### [Problem to work on]
Copy out the rows word for word, starting at the very beginning and ending with the line that contains "401, 1624, 457]", with both ends included.

Annotated element entries
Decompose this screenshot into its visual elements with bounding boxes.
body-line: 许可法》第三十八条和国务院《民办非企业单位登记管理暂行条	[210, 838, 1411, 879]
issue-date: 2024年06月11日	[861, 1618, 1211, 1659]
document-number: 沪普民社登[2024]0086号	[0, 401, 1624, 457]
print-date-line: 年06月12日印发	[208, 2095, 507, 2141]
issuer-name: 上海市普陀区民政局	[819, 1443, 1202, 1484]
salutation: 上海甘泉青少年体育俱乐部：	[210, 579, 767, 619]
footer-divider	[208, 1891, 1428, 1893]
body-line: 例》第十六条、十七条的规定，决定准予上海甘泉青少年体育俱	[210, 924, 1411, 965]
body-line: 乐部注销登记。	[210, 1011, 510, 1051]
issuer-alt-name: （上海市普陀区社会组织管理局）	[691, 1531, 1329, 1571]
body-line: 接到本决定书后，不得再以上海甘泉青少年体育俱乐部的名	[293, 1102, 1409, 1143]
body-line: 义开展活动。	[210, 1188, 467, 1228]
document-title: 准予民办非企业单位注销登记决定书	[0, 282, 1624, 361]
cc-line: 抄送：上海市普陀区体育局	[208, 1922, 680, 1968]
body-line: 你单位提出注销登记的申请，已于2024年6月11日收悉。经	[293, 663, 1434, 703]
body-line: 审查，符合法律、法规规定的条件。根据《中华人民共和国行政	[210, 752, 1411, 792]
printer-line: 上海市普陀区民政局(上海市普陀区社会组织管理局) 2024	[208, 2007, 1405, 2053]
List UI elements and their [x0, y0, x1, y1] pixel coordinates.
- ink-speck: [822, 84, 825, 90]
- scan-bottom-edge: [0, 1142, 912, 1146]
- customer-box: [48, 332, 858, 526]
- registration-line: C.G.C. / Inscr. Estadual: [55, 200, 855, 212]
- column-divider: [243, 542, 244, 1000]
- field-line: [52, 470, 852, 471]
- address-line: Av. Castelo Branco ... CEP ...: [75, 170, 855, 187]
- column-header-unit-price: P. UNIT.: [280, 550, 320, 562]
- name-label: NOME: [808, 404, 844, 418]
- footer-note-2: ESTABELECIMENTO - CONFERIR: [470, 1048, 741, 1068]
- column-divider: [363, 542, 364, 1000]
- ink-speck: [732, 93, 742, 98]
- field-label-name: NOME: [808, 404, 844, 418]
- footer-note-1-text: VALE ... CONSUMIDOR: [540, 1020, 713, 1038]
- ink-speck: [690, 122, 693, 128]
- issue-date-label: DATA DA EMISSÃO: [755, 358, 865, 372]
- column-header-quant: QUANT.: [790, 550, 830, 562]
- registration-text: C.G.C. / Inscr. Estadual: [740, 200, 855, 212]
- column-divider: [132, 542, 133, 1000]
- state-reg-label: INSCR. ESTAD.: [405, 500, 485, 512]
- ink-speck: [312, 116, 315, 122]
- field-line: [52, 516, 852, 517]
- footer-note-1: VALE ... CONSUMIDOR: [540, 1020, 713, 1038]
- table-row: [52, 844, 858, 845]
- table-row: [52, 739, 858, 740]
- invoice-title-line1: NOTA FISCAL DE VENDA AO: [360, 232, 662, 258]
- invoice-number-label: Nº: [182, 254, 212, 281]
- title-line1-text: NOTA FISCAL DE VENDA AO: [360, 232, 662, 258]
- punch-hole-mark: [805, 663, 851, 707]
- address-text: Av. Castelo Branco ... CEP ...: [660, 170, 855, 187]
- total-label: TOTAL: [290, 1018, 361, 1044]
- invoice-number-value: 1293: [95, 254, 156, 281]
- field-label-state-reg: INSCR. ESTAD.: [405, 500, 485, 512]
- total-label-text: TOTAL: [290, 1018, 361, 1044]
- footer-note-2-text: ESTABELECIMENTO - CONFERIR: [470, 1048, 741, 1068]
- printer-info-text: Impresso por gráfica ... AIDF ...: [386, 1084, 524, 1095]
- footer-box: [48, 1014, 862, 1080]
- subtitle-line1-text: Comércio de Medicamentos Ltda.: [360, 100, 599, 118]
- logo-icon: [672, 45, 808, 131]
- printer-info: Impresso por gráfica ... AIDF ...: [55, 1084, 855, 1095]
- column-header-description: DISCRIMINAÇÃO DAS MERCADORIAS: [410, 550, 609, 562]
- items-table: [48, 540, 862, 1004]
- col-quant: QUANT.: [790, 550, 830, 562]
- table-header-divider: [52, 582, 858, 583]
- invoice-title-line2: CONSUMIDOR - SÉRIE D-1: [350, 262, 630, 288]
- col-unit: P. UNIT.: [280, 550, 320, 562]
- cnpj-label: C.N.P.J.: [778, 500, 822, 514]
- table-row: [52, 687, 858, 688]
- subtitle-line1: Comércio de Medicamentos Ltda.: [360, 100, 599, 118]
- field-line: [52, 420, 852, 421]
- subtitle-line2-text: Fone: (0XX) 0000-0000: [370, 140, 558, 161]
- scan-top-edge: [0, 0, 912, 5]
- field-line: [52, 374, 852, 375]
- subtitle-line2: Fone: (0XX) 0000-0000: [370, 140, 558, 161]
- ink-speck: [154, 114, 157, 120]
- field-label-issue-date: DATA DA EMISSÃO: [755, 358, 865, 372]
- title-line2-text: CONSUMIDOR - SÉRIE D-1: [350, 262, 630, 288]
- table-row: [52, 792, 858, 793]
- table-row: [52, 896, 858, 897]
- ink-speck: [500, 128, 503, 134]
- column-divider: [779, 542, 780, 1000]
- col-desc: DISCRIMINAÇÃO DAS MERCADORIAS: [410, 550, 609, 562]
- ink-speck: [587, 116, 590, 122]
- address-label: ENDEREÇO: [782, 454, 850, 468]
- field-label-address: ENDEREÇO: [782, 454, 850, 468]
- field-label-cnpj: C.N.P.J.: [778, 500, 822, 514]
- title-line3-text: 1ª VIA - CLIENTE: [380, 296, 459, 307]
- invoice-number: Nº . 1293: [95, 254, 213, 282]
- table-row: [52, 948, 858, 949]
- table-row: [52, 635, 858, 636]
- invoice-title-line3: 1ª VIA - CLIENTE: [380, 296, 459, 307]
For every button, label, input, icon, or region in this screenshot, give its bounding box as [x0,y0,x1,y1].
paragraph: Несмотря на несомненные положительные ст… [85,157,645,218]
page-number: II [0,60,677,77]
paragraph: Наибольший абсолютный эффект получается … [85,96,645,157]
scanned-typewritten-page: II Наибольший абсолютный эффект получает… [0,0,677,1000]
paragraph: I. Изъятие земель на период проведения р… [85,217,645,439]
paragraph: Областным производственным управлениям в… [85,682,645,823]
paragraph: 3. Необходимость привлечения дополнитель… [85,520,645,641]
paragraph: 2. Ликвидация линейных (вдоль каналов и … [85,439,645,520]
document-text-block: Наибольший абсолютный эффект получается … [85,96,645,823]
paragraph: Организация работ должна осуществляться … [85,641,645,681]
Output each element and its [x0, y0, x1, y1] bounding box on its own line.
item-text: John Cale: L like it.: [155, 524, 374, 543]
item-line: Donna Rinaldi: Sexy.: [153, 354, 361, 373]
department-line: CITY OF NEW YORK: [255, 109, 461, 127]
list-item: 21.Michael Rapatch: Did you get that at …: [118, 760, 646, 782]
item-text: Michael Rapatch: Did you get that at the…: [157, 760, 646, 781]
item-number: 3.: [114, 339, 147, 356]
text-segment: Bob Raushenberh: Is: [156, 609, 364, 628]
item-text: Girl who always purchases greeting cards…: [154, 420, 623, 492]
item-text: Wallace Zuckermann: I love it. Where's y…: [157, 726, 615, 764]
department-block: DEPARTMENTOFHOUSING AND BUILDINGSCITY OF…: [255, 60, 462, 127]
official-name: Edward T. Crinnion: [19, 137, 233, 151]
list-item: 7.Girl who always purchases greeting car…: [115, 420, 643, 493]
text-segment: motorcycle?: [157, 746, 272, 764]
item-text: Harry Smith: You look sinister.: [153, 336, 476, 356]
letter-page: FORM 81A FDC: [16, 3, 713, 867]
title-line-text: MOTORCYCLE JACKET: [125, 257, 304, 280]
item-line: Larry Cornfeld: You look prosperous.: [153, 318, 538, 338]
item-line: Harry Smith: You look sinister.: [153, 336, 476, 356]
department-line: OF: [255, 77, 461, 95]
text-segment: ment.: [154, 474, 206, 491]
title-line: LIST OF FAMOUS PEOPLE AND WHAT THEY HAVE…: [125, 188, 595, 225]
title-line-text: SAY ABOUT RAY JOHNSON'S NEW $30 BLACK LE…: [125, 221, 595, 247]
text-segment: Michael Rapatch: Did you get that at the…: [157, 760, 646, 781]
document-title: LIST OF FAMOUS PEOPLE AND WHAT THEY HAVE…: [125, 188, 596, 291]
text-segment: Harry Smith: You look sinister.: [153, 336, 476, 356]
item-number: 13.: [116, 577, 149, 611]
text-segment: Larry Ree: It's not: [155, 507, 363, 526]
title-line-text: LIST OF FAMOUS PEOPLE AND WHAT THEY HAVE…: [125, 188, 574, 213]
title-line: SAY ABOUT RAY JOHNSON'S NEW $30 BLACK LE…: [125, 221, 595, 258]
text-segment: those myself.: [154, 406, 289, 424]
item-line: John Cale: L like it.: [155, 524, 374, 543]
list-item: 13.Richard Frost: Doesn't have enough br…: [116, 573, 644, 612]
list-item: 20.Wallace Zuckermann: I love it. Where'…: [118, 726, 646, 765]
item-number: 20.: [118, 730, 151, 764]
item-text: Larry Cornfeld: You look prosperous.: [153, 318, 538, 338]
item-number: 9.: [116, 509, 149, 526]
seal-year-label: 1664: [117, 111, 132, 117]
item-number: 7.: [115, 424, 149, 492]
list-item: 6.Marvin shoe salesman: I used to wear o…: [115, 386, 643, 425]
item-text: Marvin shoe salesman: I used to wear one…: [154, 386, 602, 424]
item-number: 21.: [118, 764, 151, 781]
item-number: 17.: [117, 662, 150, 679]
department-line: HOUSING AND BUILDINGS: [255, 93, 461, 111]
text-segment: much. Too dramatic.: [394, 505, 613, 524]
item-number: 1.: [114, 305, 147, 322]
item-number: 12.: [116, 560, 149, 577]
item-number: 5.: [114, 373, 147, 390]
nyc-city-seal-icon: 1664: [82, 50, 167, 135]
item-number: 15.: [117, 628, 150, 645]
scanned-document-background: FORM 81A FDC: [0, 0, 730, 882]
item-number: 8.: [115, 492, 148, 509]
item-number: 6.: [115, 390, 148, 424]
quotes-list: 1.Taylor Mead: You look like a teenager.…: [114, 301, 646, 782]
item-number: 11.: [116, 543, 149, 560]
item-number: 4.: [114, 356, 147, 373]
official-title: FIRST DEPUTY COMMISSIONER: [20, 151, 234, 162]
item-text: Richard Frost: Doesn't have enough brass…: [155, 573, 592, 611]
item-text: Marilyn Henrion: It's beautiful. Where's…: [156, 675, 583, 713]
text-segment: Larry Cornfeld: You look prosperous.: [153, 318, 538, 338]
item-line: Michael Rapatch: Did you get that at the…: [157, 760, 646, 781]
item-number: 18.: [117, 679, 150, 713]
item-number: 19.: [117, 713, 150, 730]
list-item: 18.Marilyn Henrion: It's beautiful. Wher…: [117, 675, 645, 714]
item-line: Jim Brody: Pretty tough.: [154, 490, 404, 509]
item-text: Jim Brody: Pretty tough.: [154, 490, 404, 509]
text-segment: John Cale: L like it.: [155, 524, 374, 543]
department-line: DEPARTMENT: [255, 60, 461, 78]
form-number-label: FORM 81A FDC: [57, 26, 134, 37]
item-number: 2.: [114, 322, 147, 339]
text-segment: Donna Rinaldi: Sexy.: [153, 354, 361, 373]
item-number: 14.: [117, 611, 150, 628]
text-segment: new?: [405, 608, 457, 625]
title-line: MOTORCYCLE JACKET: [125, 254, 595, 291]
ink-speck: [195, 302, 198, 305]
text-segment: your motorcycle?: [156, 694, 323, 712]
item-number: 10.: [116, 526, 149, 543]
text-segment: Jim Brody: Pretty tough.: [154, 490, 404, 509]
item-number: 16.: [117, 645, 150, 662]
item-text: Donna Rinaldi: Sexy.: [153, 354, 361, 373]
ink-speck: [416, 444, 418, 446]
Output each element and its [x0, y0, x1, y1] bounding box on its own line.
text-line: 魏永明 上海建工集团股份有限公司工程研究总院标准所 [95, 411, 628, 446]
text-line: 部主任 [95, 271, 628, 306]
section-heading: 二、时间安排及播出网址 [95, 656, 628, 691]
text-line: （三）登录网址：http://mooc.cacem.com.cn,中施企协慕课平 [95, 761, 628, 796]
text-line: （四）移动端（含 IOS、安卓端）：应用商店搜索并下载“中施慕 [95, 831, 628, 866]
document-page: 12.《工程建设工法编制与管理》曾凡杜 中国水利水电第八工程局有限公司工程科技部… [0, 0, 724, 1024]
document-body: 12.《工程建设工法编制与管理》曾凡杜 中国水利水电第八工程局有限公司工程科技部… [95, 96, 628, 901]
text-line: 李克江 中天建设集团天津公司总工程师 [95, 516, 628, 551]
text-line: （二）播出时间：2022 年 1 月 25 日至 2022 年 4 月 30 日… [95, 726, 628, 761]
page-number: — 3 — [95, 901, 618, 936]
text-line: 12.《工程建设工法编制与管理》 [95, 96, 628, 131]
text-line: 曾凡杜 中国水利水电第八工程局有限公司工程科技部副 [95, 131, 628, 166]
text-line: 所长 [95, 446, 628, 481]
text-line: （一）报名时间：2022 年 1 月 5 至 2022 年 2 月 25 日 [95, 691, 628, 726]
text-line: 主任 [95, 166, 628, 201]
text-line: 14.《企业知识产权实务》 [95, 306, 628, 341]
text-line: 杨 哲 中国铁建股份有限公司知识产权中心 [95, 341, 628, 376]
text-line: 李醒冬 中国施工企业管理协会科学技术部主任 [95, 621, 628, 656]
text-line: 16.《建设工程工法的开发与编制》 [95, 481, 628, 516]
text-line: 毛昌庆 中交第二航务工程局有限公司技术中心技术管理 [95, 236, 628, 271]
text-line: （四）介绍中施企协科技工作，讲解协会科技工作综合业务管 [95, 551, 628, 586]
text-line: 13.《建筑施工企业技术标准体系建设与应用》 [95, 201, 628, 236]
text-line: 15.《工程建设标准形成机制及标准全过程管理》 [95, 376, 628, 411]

### [Reply to the exercise]
Decompose this screenshot into its visual elements with bounding boxes.
body-line: 许可法》第三十八条和国务院《民办非企业单位登记管理暂行条	[210, 838, 1411, 879]
issue-date: 2024年06月11日	[861, 1618, 1211, 1659]
document-number: 沪普民社登[2024]0086号	[0, 401, 1624, 457]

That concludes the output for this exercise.